- Exercise details -
Return the count of lines that mention "hint", with no other words.

####

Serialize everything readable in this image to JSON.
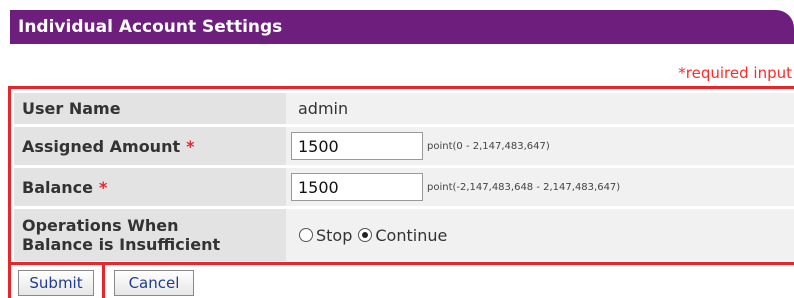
{
  "header": {
    "title": "Individual Account Settings"
  },
  "required_note": "*required input",
  "form": {
    "user_name": {
      "label": "User Name",
      "value": "admin"
    },
    "assigned_amount": {
      "label": "Assigned Amount",
      "required_mark": "*",
      "value": "1500",
      "hint": "point(0 - 2,147,483,647)"
    },
    "balance": {
      "label": "Balance",
      "required_mark": "*",
      "value": "1500",
      "hint": "point(-2,147,483,648 - 2,147,483,647)"
    },
    "operations": {
      "label_line1": "Operations When",
      "label_line2": "Balance is Insufficient",
      "options": [
        {
          "label": "Stop",
          "checked": false
        },
        {
          "label": "Continue",
          "checked": true
        }
      ]
    }
  },
  "buttons": {
    "submit": "Submit",
    "cancel": "Cancel"
  },
  "colors": {
    "header_bg": "#6e1f7d",
    "required": "#e8262a",
    "link_text": "#1f3d8a"
  }
}
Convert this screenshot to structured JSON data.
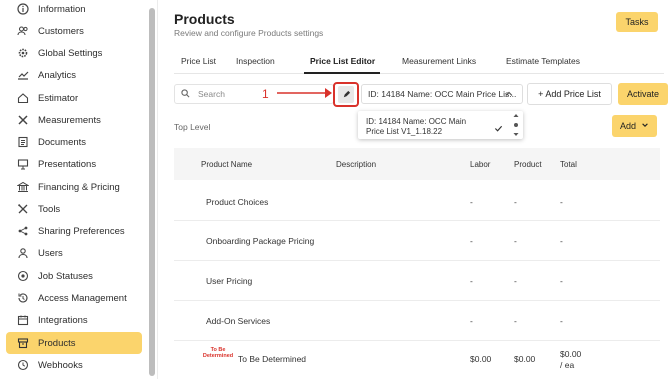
{
  "sidebar": {
    "items": [
      {
        "label": "Information",
        "icon": "info-icon"
      },
      {
        "label": "Customers",
        "icon": "users-icon"
      },
      {
        "label": "Global Settings",
        "icon": "gear-icon"
      },
      {
        "label": "Analytics",
        "icon": "chart-icon"
      },
      {
        "label": "Estimator",
        "icon": "home-icon"
      },
      {
        "label": "Measurements",
        "icon": "tools-cross-icon"
      },
      {
        "label": "Documents",
        "icon": "document-icon"
      },
      {
        "label": "Presentations",
        "icon": "presentation-icon"
      },
      {
        "label": "Financing & Pricing",
        "icon": "bank-icon"
      },
      {
        "label": "Tools",
        "icon": "wrench-icon"
      },
      {
        "label": "Sharing Preferences",
        "icon": "share-icon"
      },
      {
        "label": "Users",
        "icon": "user-icon"
      },
      {
        "label": "Job Statuses",
        "icon": "target-icon"
      },
      {
        "label": "Access Management",
        "icon": "history-icon"
      },
      {
        "label": "Integrations",
        "icon": "calendar-icon"
      },
      {
        "label": "Products",
        "icon": "box-icon"
      },
      {
        "label": "Webhooks",
        "icon": "webhook-icon"
      }
    ],
    "active_item": "Products",
    "active_color": "#fbd46c"
  },
  "header": {
    "title": "Products",
    "subtitle": "Review and configure Products settings",
    "tasks_label": "Tasks"
  },
  "tabs": [
    {
      "label": "Price List"
    },
    {
      "label": "Inspection"
    },
    {
      "label": "Price List Editor"
    },
    {
      "label": "Measurement Links"
    },
    {
      "label": "Estimate Templates"
    }
  ],
  "active_tab": "Price List Editor",
  "toolbar": {
    "search_placeholder": "Search",
    "selected_price_list": "ID: 14184 Name: OCC Main Price Lis...",
    "add_price_list_label": "+ Add Price List",
    "activate_label": "Activate"
  },
  "annotation": {
    "number": "1",
    "color": "#d9322b"
  },
  "dropdown": {
    "option_label": "ID: 14184 Name: OCC Main Price List V1_1.18.22"
  },
  "top_level_label": "Top Level",
  "add_button_label": "Add",
  "table": {
    "headers": [
      "Product Name",
      "Description",
      "Labor",
      "Product",
      "Total"
    ],
    "rows": [
      {
        "name": "Product Choices",
        "labor": "-",
        "product": "-",
        "total": "-"
      },
      {
        "name": "Onboarding Package Pricing",
        "labor": "-",
        "product": "-",
        "total": "-"
      },
      {
        "name": "User Pricing",
        "labor": "-",
        "product": "-",
        "total": "-"
      },
      {
        "name": "Add-On Services",
        "labor": "-",
        "product": "-",
        "total": "-"
      },
      {
        "name": "To Be Determined",
        "labor": "$0.00",
        "product": "$0.00",
        "total": "$0.00",
        "total_unit": "/ ea",
        "logo_text": "To Be Determined"
      }
    ]
  },
  "accent_color": "#fbd46c"
}
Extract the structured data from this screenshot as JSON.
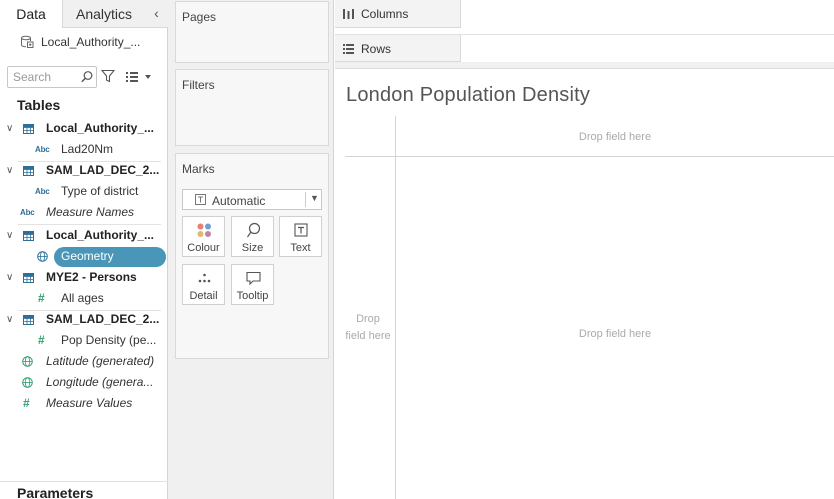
{
  "data_pane": {
    "tabs": [
      {
        "label": "Data",
        "active": true
      },
      {
        "label": "Analytics",
        "active": false
      }
    ],
    "collapse_glyph": "‹",
    "data_source": "Local_Authority_...",
    "search": {
      "placeholder": "Search"
    },
    "tables_title": "Tables",
    "fields": [
      {
        "kind": "table",
        "label": "Local_Authority_..."
      },
      {
        "kind": "dimension",
        "type": "Abc",
        "label": "Lad20Nm"
      },
      {
        "kind": "table",
        "label": "SAM_LAD_DEC_2..."
      },
      {
        "kind": "dimension",
        "type": "Abc",
        "label": "Type of district"
      },
      {
        "kind": "dimension",
        "type": "Abc",
        "label": "Measure Names",
        "italic": true
      },
      {
        "kind": "table",
        "label": "Local_Authority_..."
      },
      {
        "kind": "dimension",
        "type": "geo",
        "label": "Geometry",
        "selected": true
      },
      {
        "kind": "table",
        "label": "MYE2 - Persons"
      },
      {
        "kind": "measure",
        "type": "#",
        "label": "All ages"
      },
      {
        "kind": "table",
        "label": "SAM_LAD_DEC_2..."
      },
      {
        "kind": "measure",
        "type": "#",
        "label": "Pop Density (pe..."
      },
      {
        "kind": "measure",
        "type": "geo",
        "label": "Latitude (generated)",
        "italic": true
      },
      {
        "kind": "measure",
        "type": "geo",
        "label": "Longitude (genera...",
        "italic": true
      },
      {
        "kind": "measure",
        "type": "#",
        "label": "Measure Values",
        "italic": true
      }
    ],
    "parameters_title": "Parameters"
  },
  "mid_pane": {
    "pages_title": "Pages",
    "filters_title": "Filters",
    "marks_title": "Marks",
    "mark_type": "Automatic",
    "mark_buttons": [
      {
        "label": "Colour",
        "icon": "colour-dots-icon"
      },
      {
        "label": "Size",
        "icon": "size-lasso-icon"
      },
      {
        "label": "Text",
        "icon": "text-box-icon"
      },
      {
        "label": "Detail",
        "icon": "detail-dots-icon"
      },
      {
        "label": "Tooltip",
        "icon": "tooltip-bubble-icon"
      }
    ]
  },
  "canvas": {
    "columns_label": "Columns",
    "rows_label": "Rows",
    "title": "London Population Density",
    "drop_columns": "Drop field here",
    "drop_rows": "Drop field here",
    "drop_main": "Drop field here"
  },
  "colors": {
    "selected_pill": "#4a96b8",
    "measure_green": "#2ea06e",
    "dimension_blue": "#2e6f99",
    "pane_bg": "#f0f0f0"
  }
}
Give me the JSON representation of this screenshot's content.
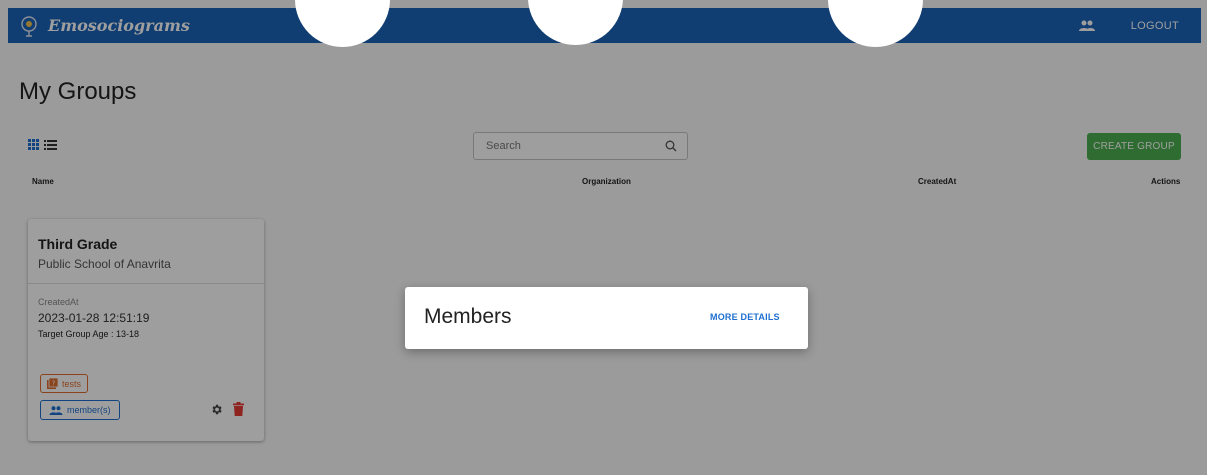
{
  "appbar": {
    "brand": "Emosociograms",
    "logout_label": "LOGOUT",
    "groups_icon": "groups-icon",
    "color": "#1b63b8"
  },
  "page": {
    "title": "My Groups"
  },
  "toolbar": {
    "view_toggle": [
      {
        "icon": "grid-view-icon",
        "active": true
      },
      {
        "icon": "list-view-icon",
        "active": false
      }
    ],
    "search": {
      "placeholder": "Search",
      "value": ""
    },
    "create_label": "CREATE GROUP",
    "create_color": "#4caf50"
  },
  "table": {
    "columns": [
      "Name",
      "Organization",
      "CreatedAt",
      "Actions"
    ]
  },
  "card": {
    "title": "Third Grade",
    "organization": "Public School of Anavrita",
    "created_label": "CreatedAt",
    "created_value": "2023-01-28 12:51:19",
    "target_age": "Target Group Age : 13-18",
    "tests_label": "tests",
    "members_label": "member(s)"
  },
  "dialog": {
    "title": "Members",
    "link_label": "MORE DETAILS"
  }
}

####

- Task solution -
2